### Given task
Edit the stretch of lines from the start through the one containing "post-media[interactable] (440, 664, 720, 693)" by swapping every "trend-item" for "trending-item", keeping all else the same. Return only those lines.
--*--
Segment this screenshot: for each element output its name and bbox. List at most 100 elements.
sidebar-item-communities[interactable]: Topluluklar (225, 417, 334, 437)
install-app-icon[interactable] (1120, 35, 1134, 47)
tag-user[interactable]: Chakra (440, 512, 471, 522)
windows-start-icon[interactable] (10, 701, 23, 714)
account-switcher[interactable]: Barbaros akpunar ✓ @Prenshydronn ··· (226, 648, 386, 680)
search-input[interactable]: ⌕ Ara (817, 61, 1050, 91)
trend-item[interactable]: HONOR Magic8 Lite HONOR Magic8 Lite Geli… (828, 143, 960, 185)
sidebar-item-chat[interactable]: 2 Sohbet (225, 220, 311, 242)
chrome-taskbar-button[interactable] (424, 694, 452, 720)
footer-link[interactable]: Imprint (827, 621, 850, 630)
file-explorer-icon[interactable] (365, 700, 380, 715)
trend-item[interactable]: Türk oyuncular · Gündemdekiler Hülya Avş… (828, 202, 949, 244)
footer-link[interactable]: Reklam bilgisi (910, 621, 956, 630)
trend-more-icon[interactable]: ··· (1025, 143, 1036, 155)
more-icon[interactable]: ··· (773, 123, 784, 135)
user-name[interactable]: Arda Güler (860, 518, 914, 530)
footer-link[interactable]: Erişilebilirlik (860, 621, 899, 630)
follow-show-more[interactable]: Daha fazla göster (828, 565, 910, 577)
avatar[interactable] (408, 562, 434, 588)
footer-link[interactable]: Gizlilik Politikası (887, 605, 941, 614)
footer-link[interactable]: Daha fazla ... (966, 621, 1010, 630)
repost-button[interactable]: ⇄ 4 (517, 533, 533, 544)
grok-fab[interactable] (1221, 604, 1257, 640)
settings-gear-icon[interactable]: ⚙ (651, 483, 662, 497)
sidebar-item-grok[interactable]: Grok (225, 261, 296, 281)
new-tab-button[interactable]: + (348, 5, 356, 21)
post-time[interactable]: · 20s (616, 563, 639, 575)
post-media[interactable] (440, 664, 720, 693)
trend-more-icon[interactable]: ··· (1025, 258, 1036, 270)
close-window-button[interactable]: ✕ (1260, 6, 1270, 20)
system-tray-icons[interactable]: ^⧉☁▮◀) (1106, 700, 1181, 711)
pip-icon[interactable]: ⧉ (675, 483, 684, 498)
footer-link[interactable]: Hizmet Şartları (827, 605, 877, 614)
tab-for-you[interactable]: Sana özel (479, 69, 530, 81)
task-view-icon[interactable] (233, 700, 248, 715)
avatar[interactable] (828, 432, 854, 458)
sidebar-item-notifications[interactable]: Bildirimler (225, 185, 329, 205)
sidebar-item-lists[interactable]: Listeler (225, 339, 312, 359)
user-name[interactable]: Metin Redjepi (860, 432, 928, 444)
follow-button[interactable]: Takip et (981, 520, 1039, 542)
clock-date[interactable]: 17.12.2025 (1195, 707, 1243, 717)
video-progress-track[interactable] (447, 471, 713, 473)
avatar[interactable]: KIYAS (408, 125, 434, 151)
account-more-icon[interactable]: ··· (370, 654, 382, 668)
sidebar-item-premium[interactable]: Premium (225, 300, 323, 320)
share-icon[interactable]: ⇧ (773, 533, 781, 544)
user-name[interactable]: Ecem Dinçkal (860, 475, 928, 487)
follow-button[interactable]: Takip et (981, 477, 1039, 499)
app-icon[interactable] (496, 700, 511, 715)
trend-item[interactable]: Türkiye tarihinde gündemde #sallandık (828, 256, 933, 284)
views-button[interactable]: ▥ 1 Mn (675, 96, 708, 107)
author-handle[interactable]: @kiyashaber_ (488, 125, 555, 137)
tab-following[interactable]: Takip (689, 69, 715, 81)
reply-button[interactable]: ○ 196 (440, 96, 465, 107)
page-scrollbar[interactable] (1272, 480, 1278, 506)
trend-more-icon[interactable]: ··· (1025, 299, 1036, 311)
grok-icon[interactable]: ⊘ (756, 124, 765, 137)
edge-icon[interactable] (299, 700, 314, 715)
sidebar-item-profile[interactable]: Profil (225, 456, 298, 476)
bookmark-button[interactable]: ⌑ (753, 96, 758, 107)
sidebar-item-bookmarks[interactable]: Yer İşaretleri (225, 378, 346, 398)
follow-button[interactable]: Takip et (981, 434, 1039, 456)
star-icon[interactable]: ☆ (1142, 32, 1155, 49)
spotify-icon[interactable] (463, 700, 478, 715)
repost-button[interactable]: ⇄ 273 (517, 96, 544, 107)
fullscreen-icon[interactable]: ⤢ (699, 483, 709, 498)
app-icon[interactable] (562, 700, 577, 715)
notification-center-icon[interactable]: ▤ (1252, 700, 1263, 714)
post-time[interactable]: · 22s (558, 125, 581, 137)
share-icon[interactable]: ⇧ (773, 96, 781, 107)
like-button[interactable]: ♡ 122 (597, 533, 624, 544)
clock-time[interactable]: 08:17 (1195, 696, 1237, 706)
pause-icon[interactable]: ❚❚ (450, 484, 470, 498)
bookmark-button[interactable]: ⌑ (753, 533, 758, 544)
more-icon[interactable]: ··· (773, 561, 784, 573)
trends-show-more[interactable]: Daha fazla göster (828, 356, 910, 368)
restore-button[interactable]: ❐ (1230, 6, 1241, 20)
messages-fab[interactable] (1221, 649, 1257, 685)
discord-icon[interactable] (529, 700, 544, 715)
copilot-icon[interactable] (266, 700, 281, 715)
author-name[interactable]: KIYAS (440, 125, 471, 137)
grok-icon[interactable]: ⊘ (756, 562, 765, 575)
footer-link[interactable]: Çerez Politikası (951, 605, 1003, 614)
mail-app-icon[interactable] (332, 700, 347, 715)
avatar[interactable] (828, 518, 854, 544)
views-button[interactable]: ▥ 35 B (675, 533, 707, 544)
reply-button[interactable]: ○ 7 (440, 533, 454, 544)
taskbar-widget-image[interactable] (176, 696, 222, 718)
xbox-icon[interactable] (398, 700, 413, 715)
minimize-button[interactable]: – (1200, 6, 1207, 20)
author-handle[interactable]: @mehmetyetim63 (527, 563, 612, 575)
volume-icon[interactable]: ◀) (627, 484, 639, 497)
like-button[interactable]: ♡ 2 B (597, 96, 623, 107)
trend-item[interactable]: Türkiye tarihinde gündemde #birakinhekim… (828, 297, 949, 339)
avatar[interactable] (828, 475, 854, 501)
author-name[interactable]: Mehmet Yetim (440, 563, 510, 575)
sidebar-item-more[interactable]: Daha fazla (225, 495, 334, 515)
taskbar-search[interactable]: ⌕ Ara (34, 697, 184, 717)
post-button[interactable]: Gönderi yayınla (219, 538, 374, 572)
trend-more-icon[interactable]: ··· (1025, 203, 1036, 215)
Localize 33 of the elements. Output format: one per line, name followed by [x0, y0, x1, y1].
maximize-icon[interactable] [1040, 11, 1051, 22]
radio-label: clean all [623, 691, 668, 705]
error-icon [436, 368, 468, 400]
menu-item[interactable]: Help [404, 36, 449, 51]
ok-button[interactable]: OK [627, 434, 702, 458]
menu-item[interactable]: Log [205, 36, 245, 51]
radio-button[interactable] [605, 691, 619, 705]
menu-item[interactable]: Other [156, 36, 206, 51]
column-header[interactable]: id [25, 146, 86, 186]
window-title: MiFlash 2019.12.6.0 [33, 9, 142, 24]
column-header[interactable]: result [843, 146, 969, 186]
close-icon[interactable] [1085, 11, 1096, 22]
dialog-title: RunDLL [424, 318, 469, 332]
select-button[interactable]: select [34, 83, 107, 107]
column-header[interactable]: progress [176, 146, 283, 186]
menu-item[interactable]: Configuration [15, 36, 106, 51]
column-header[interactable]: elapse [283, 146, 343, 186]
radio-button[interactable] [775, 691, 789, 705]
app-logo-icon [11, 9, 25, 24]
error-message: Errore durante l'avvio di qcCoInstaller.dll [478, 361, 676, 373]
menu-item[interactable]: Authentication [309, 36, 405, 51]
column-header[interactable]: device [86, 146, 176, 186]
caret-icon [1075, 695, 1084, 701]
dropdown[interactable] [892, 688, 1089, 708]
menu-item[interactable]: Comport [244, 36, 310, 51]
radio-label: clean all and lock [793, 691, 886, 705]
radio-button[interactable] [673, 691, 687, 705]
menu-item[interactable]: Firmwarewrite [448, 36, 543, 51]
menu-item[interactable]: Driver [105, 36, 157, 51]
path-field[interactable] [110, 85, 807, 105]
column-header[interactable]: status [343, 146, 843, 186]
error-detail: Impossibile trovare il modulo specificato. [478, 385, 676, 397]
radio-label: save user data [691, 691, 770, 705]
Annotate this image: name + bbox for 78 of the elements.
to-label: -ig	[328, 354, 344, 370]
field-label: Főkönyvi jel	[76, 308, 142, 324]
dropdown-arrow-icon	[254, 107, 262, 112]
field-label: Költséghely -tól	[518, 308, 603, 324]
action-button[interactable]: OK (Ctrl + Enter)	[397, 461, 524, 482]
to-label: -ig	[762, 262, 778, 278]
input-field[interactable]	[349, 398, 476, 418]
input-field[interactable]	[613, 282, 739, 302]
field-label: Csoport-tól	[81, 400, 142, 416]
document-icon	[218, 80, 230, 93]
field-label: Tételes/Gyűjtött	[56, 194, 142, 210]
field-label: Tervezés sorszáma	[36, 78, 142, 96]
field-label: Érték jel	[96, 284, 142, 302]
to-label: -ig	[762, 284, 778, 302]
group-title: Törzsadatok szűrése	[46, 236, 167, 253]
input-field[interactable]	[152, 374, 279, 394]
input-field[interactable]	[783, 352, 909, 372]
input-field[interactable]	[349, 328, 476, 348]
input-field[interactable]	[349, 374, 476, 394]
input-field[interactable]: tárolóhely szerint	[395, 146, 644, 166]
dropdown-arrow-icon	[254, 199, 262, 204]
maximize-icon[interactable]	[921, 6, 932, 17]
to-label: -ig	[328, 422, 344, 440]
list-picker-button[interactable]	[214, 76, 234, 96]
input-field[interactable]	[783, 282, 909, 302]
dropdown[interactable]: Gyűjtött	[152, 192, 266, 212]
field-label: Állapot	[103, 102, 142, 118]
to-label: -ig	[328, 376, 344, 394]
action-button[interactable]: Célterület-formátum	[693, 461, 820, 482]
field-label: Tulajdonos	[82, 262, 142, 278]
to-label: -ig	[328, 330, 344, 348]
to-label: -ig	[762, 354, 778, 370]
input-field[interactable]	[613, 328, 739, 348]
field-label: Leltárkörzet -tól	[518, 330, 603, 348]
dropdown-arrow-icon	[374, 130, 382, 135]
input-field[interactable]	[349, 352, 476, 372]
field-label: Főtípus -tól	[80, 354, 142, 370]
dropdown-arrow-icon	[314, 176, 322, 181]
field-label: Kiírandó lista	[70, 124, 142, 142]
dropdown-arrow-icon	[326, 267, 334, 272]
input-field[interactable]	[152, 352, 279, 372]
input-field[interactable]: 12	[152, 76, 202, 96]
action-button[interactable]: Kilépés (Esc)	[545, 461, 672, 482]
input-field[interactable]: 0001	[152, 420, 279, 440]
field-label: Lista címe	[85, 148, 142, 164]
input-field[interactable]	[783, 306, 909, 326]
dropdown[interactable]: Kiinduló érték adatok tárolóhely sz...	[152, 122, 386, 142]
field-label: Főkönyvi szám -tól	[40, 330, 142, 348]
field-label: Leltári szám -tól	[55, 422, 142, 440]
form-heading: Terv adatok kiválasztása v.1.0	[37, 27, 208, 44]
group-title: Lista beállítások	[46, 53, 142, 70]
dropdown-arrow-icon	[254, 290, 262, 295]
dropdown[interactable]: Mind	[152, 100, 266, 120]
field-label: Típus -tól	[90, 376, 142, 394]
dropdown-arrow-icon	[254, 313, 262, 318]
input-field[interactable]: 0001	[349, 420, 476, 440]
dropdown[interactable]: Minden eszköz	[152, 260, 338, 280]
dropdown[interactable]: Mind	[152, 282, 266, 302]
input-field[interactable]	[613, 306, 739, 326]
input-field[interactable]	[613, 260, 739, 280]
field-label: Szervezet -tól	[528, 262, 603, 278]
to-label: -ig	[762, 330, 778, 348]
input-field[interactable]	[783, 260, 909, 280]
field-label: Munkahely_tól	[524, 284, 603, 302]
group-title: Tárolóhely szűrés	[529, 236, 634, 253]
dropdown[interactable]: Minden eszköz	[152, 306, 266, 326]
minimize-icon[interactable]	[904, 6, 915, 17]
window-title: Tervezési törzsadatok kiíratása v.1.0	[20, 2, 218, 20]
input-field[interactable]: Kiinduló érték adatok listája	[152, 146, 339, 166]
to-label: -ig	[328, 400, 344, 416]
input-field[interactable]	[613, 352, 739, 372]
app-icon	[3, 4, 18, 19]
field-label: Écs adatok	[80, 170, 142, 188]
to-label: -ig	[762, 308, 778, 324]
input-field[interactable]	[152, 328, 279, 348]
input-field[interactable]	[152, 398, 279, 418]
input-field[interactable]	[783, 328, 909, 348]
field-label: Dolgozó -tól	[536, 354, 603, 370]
--*--
### Full answer
Segment this screenshot: for each element output its name and bbox. List at most 100 elements.
sidebar-item-communities[interactable]: Topluluklar (225, 417, 334, 437)
install-app-icon[interactable] (1120, 35, 1134, 47)
tag-user[interactable]: Chakra (440, 512, 471, 522)
windows-start-icon[interactable] (10, 701, 23, 714)
account-switcher[interactable]: Barbaros akpunar ✓ @Prenshydronn ··· (226, 648, 386, 680)
search-input[interactable]: ⌕ Ara (817, 61, 1050, 91)
trending-item[interactable]: HONOR Magic8 Lite HONOR Magic8 Lite Geli… (828, 143, 960, 185)
sidebar-item-chat[interactable]: 2 Sohbet (225, 220, 311, 242)
chrome-taskbar-button[interactable] (424, 694, 452, 720)
footer-link[interactable]: Imprint (827, 621, 850, 630)
file-explorer-icon[interactable] (365, 700, 380, 715)
trending-item[interactable]: Türk oyuncular · Gündemdekiler Hülya Avş… (828, 202, 949, 244)
footer-link[interactable]: Reklam bilgisi (910, 621, 956, 630)
trend-more-icon[interactable]: ··· (1025, 143, 1036, 155)
more-icon[interactable]: ··· (773, 123, 784, 135)
user-name[interactable]: Arda Güler (860, 518, 914, 530)
footer-link[interactable]: Erişilebilirlik (860, 621, 899, 630)
follow-show-more[interactable]: Daha fazla göster (828, 565, 910, 577)
avatar[interactable] (408, 562, 434, 588)
footer-link[interactable]: Gizlilik Politikası (887, 605, 941, 614)
footer-link[interactable]: Daha fazla ... (966, 621, 1010, 630)
repost-button[interactable]: ⇄ 4 (517, 533, 533, 544)
grok-fab[interactable] (1221, 604, 1257, 640)
settings-gear-icon[interactable]: ⚙ (651, 483, 662, 497)
sidebar-item-grok[interactable]: Grok (225, 261, 296, 281)
new-tab-button[interactable]: + (348, 5, 356, 21)
post-time[interactable]: · 20s (616, 563, 639, 575)
post-media[interactable] (440, 664, 720, 693)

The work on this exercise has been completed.